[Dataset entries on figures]
········
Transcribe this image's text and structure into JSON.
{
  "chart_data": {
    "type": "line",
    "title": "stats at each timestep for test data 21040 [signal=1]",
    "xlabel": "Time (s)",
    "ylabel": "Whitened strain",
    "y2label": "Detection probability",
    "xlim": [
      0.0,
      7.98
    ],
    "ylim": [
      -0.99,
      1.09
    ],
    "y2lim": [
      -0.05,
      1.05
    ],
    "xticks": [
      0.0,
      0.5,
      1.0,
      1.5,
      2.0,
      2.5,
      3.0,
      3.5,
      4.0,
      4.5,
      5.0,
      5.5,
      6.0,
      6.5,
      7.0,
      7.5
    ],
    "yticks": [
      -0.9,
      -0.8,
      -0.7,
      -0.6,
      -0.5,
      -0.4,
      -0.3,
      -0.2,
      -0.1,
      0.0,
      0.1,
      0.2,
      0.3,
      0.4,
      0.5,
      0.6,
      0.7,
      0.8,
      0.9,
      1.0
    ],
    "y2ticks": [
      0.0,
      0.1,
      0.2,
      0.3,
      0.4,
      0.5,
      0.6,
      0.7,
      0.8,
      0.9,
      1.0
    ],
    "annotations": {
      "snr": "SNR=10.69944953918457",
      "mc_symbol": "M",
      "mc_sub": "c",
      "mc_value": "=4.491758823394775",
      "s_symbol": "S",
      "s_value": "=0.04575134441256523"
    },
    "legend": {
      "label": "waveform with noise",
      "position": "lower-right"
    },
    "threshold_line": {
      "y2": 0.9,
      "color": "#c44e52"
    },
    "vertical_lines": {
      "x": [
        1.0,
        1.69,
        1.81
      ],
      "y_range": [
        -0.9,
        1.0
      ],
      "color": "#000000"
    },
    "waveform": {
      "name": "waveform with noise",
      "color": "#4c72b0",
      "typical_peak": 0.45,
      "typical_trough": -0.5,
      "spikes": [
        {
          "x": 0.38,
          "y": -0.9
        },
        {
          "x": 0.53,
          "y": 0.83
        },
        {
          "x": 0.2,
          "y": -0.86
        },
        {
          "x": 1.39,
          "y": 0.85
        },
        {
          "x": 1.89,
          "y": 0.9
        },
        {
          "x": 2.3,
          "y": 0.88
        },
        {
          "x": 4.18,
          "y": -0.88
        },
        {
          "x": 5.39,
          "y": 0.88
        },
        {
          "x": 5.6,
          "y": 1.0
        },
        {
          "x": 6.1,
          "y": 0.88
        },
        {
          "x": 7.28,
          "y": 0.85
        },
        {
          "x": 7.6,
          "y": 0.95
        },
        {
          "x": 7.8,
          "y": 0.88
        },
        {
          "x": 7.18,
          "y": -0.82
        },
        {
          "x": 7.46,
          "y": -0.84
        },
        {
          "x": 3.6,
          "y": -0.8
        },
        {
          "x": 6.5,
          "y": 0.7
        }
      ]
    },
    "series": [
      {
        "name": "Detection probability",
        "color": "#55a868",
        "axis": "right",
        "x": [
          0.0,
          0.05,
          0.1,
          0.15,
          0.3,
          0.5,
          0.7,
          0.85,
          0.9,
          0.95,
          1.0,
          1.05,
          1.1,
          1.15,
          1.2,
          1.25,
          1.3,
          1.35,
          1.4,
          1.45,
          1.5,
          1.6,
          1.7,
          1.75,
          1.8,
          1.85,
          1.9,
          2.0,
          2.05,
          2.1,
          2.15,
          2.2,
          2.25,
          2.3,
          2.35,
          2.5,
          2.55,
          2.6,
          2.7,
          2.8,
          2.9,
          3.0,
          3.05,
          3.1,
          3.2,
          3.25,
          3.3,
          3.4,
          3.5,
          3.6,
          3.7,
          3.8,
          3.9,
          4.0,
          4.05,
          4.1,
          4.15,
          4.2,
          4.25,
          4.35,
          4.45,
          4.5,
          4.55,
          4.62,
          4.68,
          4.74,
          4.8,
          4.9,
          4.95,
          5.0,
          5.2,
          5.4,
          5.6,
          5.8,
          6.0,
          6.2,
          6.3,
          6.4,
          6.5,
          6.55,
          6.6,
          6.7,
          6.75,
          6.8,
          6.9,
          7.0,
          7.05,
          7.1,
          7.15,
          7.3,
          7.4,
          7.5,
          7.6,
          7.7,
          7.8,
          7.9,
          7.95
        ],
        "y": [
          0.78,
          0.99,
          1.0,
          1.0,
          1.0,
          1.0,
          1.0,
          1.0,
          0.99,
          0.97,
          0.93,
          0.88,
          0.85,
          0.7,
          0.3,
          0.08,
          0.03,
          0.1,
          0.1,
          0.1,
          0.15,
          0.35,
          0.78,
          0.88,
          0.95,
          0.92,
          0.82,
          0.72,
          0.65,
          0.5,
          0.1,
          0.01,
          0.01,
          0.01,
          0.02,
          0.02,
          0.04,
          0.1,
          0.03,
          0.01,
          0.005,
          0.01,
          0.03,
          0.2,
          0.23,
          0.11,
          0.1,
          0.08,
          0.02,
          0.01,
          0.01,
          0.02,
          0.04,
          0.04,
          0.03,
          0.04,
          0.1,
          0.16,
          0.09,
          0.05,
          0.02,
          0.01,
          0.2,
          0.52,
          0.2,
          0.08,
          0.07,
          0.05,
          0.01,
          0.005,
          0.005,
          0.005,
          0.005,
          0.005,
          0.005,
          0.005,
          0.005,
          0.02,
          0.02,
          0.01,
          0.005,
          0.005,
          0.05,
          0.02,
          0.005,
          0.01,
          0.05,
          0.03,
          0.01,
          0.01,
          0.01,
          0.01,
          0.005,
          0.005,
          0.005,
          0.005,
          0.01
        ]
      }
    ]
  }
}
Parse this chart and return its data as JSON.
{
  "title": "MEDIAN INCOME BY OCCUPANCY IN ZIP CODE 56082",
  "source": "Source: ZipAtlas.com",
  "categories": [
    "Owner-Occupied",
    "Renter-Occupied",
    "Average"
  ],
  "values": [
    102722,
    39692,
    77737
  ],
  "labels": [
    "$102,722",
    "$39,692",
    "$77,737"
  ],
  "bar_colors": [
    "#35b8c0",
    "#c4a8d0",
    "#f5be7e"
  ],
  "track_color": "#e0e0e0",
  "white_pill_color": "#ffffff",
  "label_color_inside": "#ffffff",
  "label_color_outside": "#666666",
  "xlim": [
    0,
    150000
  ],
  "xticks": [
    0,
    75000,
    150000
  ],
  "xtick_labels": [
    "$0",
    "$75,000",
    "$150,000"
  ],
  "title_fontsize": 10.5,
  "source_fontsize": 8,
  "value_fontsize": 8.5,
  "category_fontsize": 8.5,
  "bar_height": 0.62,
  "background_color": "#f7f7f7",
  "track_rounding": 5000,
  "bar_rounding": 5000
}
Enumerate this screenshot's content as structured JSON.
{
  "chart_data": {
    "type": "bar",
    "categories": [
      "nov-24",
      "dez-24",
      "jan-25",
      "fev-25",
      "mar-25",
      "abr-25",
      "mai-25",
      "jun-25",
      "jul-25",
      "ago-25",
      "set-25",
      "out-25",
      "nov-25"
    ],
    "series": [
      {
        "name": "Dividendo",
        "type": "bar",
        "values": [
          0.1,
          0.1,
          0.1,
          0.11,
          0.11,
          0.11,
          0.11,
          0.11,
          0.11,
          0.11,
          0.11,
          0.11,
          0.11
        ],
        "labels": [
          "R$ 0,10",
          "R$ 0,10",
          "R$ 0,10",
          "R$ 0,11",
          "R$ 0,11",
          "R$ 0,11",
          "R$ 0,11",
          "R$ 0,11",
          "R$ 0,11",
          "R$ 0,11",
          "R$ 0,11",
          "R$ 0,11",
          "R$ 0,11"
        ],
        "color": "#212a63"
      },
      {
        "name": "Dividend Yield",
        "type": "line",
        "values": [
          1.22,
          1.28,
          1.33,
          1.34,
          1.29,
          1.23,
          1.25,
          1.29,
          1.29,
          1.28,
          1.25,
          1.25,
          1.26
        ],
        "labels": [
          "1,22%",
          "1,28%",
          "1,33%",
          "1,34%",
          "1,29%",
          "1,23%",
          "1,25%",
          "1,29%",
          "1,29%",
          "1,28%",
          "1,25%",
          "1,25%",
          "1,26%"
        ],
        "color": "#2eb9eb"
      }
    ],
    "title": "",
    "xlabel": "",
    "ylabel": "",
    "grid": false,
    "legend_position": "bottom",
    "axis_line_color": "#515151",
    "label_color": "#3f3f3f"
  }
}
········
## Written request
Collect each line of the entries that has the word "with", copying it in full.

## Written answer
      "label": "waveform with noise",
      "name": "waveform with noise",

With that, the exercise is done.